====== Data extract ======
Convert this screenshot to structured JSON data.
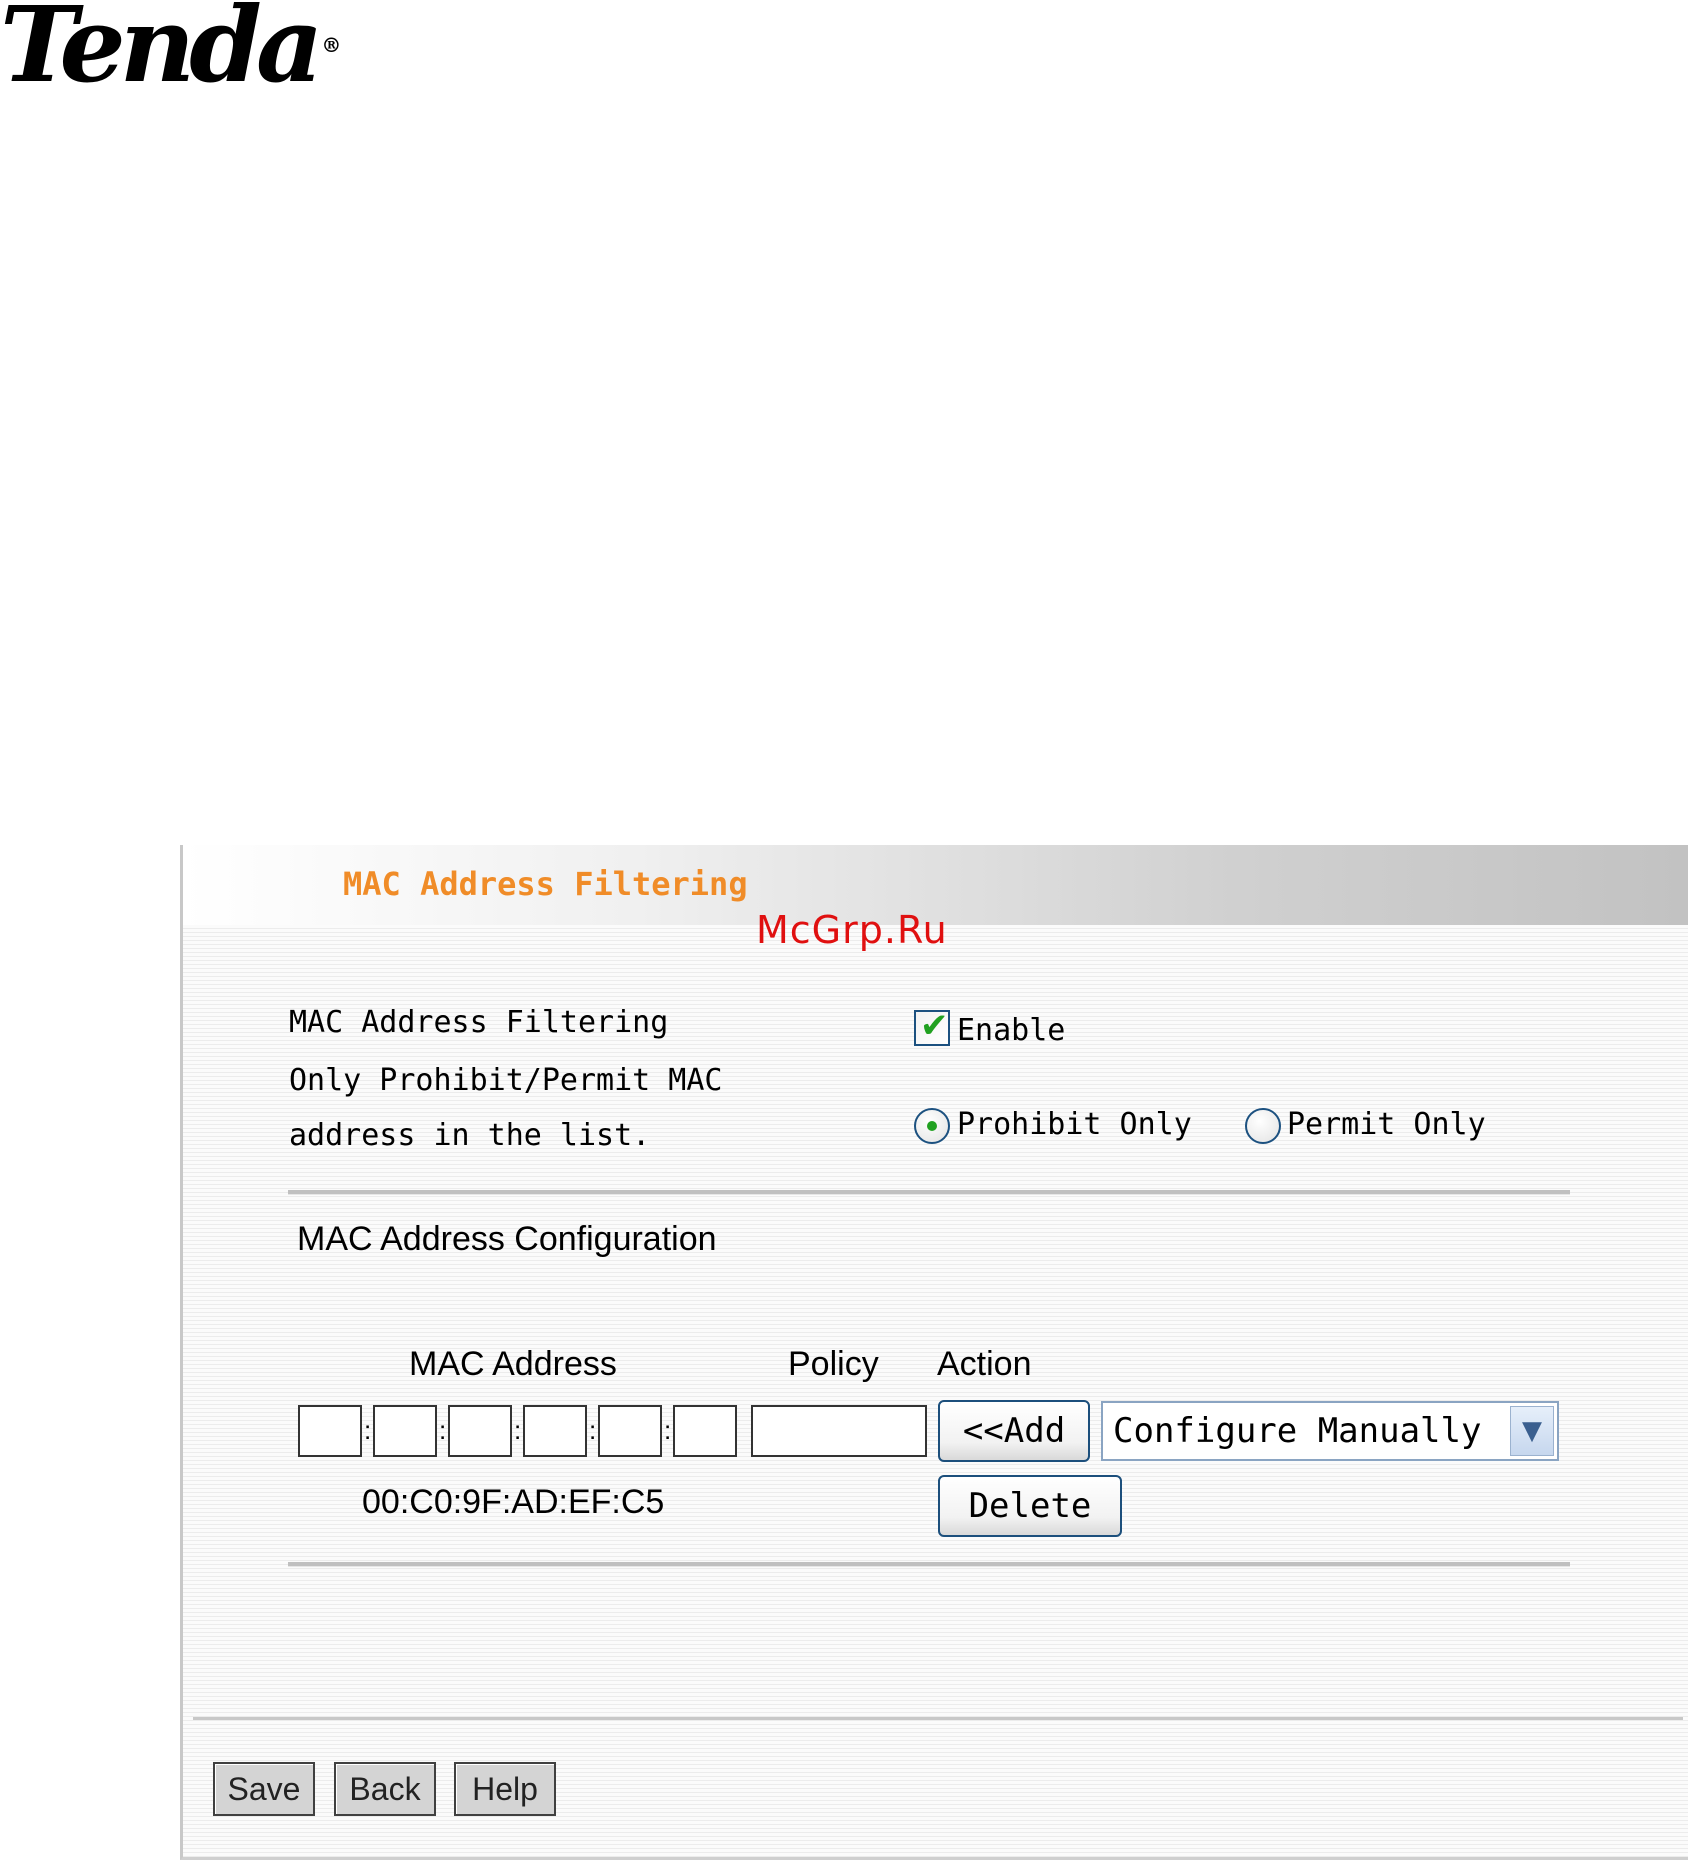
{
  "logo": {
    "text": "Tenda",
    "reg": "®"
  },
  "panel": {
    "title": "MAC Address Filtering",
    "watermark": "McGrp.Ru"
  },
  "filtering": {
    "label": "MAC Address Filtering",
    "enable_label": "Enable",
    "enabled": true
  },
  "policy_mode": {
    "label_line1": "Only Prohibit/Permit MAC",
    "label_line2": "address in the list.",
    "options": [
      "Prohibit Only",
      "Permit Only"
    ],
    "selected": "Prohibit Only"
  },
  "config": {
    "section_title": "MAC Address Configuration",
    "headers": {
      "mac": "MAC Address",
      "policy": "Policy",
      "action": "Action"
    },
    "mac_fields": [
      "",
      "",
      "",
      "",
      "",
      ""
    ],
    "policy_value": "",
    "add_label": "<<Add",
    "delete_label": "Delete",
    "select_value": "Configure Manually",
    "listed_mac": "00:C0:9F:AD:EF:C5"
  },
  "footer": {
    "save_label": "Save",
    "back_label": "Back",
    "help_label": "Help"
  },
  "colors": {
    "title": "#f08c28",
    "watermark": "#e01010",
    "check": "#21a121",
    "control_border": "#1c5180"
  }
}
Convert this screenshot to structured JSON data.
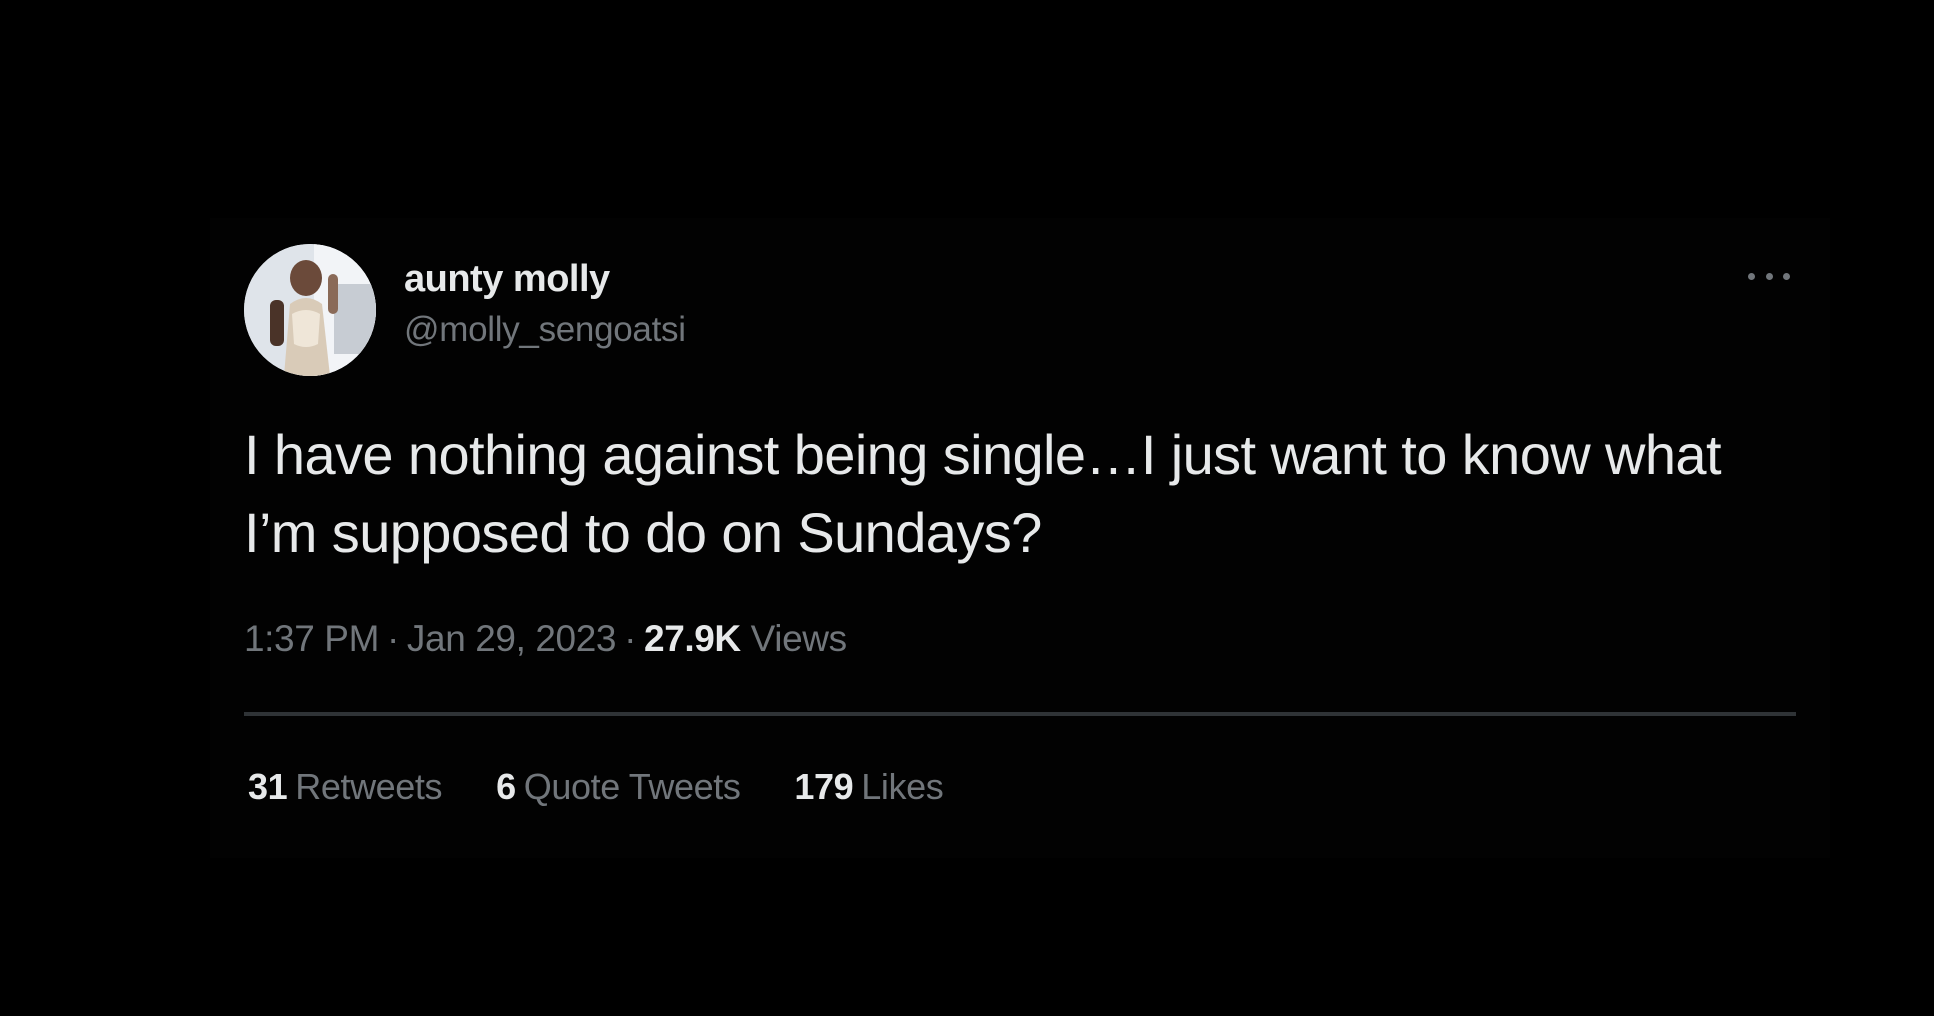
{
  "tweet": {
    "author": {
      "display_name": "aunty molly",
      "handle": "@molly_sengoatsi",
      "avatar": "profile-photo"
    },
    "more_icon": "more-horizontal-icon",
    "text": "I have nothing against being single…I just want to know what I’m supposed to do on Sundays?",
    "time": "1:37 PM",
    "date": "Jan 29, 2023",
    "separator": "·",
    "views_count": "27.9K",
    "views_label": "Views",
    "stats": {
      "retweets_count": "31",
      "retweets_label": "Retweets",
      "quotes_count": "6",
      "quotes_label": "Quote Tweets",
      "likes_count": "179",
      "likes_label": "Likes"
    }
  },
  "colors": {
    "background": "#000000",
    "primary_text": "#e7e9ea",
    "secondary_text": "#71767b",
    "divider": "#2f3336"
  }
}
======
:: What this task involves ::
Copy the listing exactly. Any image in it stays out of the copy.

:: Correct response ::
Convert this screenshot to structured JSON data.
{
  "logo": {
    "text": "Tenda",
    "reg": "®"
  },
  "panel": {
    "title": "MAC Address Filtering",
    "watermark": "McGrp.Ru"
  },
  "filtering": {
    "label": "MAC Address Filtering",
    "enable_label": "Enable",
    "enabled": true
  },
  "policy_mode": {
    "label_line1": "Only Prohibit/Permit MAC",
    "label_line2": "address in the list.",
    "options": [
      "Prohibit Only",
      "Permit Only"
    ],
    "selected": "Prohibit Only"
  },
  "config": {
    "section_title": "MAC Address Configuration",
    "headers": {
      "mac": "MAC Address",
      "policy": "Policy",
      "action": "Action"
    },
    "mac_fields": [
      "",
      "",
      "",
      "",
      "",
      ""
    ],
    "policy_value": "",
    "add_label": "<<Add",
    "delete_label": "Delete",
    "select_value": "Configure Manually",
    "listed_mac": "00:C0:9F:AD:EF:C5"
  },
  "footer": {
    "save_label": "Save",
    "back_label": "Back",
    "help_label": "Help"
  },
  "colors": {
    "title": "#f08c28",
    "watermark": "#e01010",
    "check": "#21a121",
    "control_border": "#1c5180"
  }
}
Convert this screenshot to structured JSON data.
{
  "tweet": {
    "author": {
      "display_name": "aunty molly",
      "handle": "@molly_sengoatsi",
      "avatar": "profile-photo"
    },
    "more_icon": "more-horizontal-icon",
    "text": "I have nothing against being single…I just want to know what I’m supposed to do on Sundays?",
    "time": "1:37 PM",
    "date": "Jan 29, 2023",
    "separator": "·",
    "views_count": "27.9K",
    "views_label": "Views",
    "stats": {
      "retweets_count": "31",
      "retweets_label": "Retweets",
      "quotes_count": "6",
      "quotes_label": "Quote Tweets",
      "likes_count": "179",
      "likes_label": "Likes"
    }
  },
  "colors": {
    "background": "#000000",
    "primary_text": "#e7e9ea",
    "secondary_text": "#71767b",
    "divider": "#2f3336"
  }
}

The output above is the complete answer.